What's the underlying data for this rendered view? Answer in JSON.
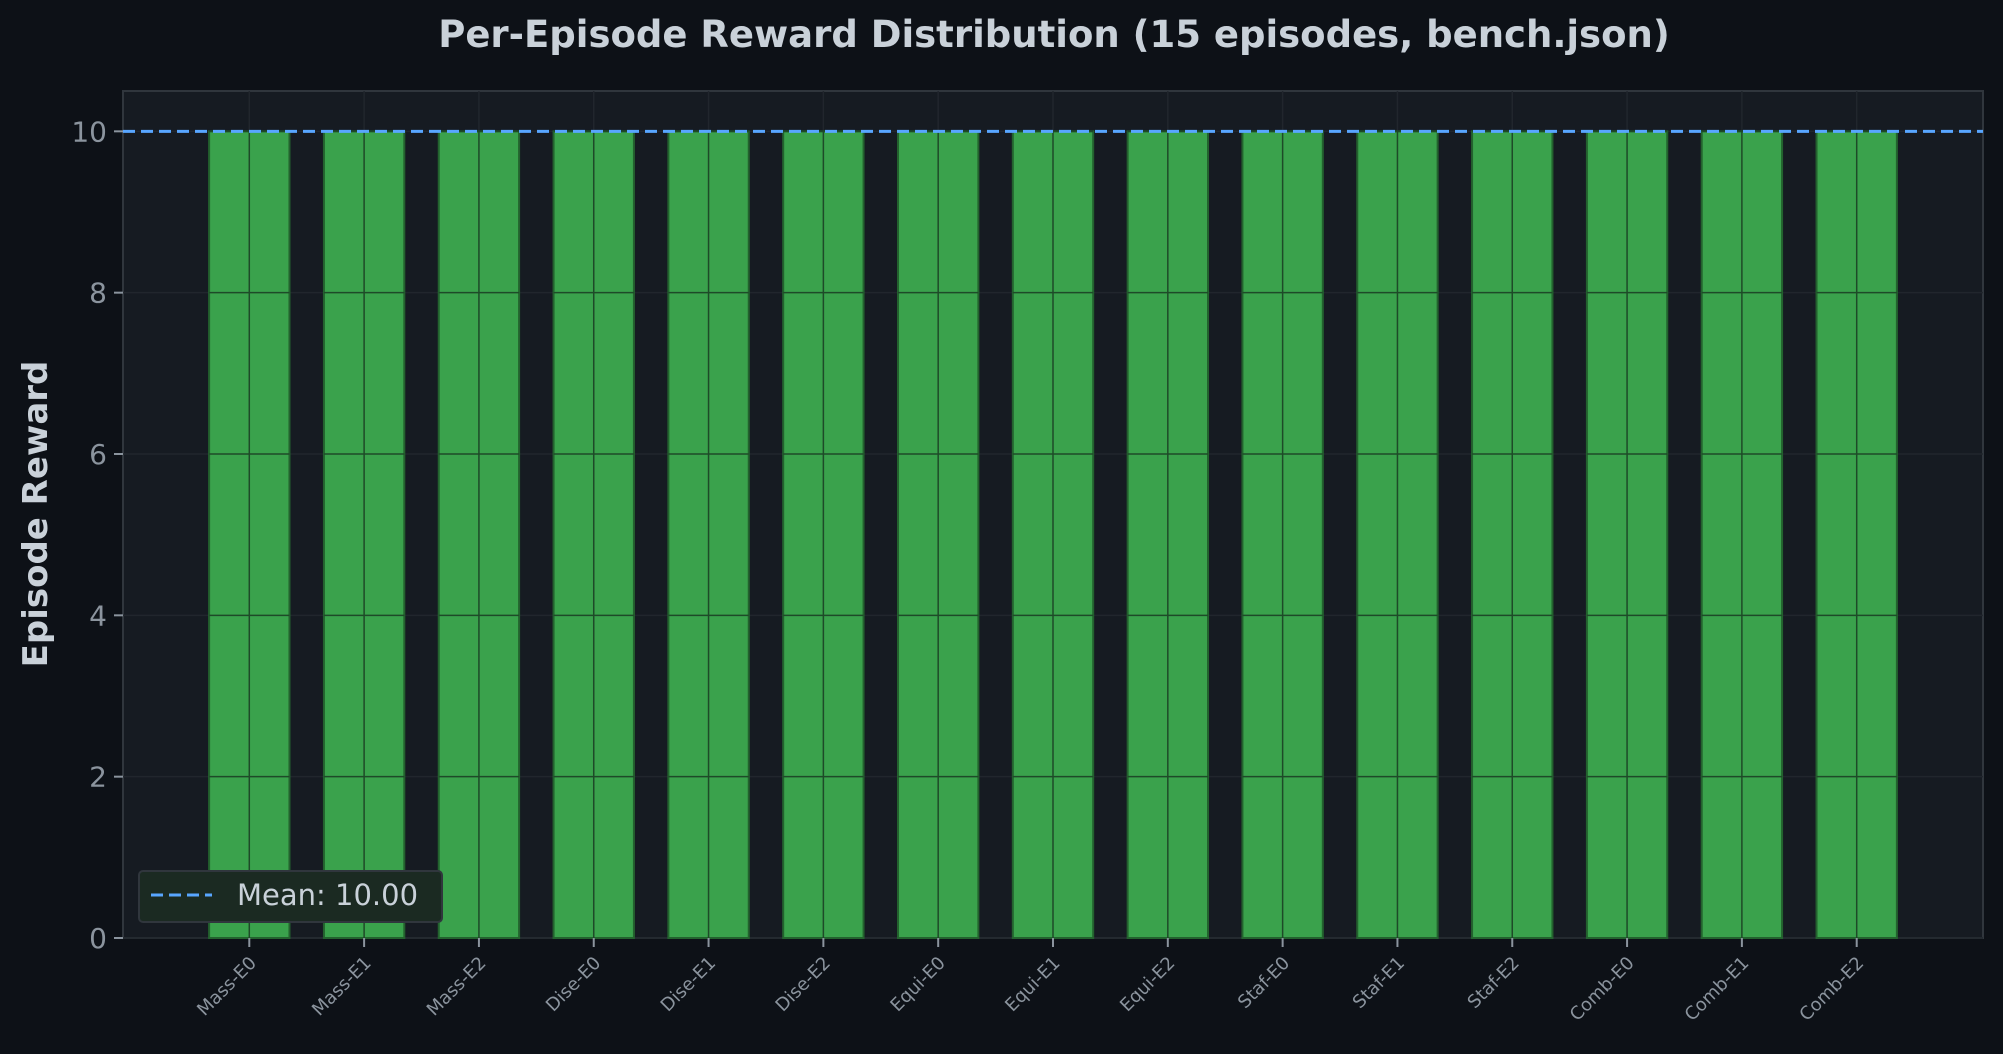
{
  "colors": {
    "background": "#0d1117",
    "plot_background": "#161b22",
    "bar": "#3aa24c",
    "bar_edge": "#23622e",
    "mean_line": "#58a6ff",
    "text": "#c9d1d9",
    "tick_text": "#8b949e",
    "grid": "#21262d",
    "axis": "#30363d"
  },
  "chart_data": {
    "type": "bar",
    "title": "Per-Episode Reward Distribution (15 episodes, bench.json)",
    "xlabel": "",
    "ylabel": "Episode Reward",
    "categories": [
      "Mass-E0",
      "Mass-E1",
      "Mass-E2",
      "Dise-E0",
      "Dise-E1",
      "Dise-E2",
      "Equi-E0",
      "Equi-E1",
      "Equi-E2",
      "Staf-E0",
      "Staf-E1",
      "Staf-E2",
      "Comb-E0",
      "Comb-E1",
      "Comb-E2"
    ],
    "values": [
      10,
      10,
      10,
      10,
      10,
      10,
      10,
      10,
      10,
      10,
      10,
      10,
      10,
      10,
      10
    ],
    "ylim": [
      0,
      10.5
    ],
    "yticks": [
      0,
      2,
      4,
      6,
      8,
      10
    ],
    "grid": true,
    "mean": 10.0,
    "legend": {
      "placement": "lower-left",
      "entries": [
        {
          "label": "Mean: 10.00",
          "style": "dashed-line"
        }
      ]
    }
  }
}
------------------------
§ **Requirement**
Leave out the pictures and reproduce the rest of the listing exactly.

§ **Result of this exercise**
What's the underlying data for this rendered view? Answer in JSON.
{
  "colors": {
    "background": "#0d1117",
    "plot_background": "#161b22",
    "bar": "#3aa24c",
    "bar_edge": "#23622e",
    "mean_line": "#58a6ff",
    "text": "#c9d1d9",
    "tick_text": "#8b949e",
    "grid": "#21262d",
    "axis": "#30363d"
  },
  "chart_data": {
    "type": "bar",
    "title": "Per-Episode Reward Distribution (15 episodes, bench.json)",
    "xlabel": "",
    "ylabel": "Episode Reward",
    "categories": [
      "Mass-E0",
      "Mass-E1",
      "Mass-E2",
      "Dise-E0",
      "Dise-E1",
      "Dise-E2",
      "Equi-E0",
      "Equi-E1",
      "Equi-E2",
      "Staf-E0",
      "Staf-E1",
      "Staf-E2",
      "Comb-E0",
      "Comb-E1",
      "Comb-E2"
    ],
    "values": [
      10,
      10,
      10,
      10,
      10,
      10,
      10,
      10,
      10,
      10,
      10,
      10,
      10,
      10,
      10
    ],
    "ylim": [
      0,
      10.5
    ],
    "yticks": [
      0,
      2,
      4,
      6,
      8,
      10
    ],
    "grid": true,
    "mean": 10.0,
    "legend": {
      "placement": "lower-left",
      "entries": [
        {
          "label": "Mean: 10.00",
          "style": "dashed-line"
        }
      ]
    }
  }
}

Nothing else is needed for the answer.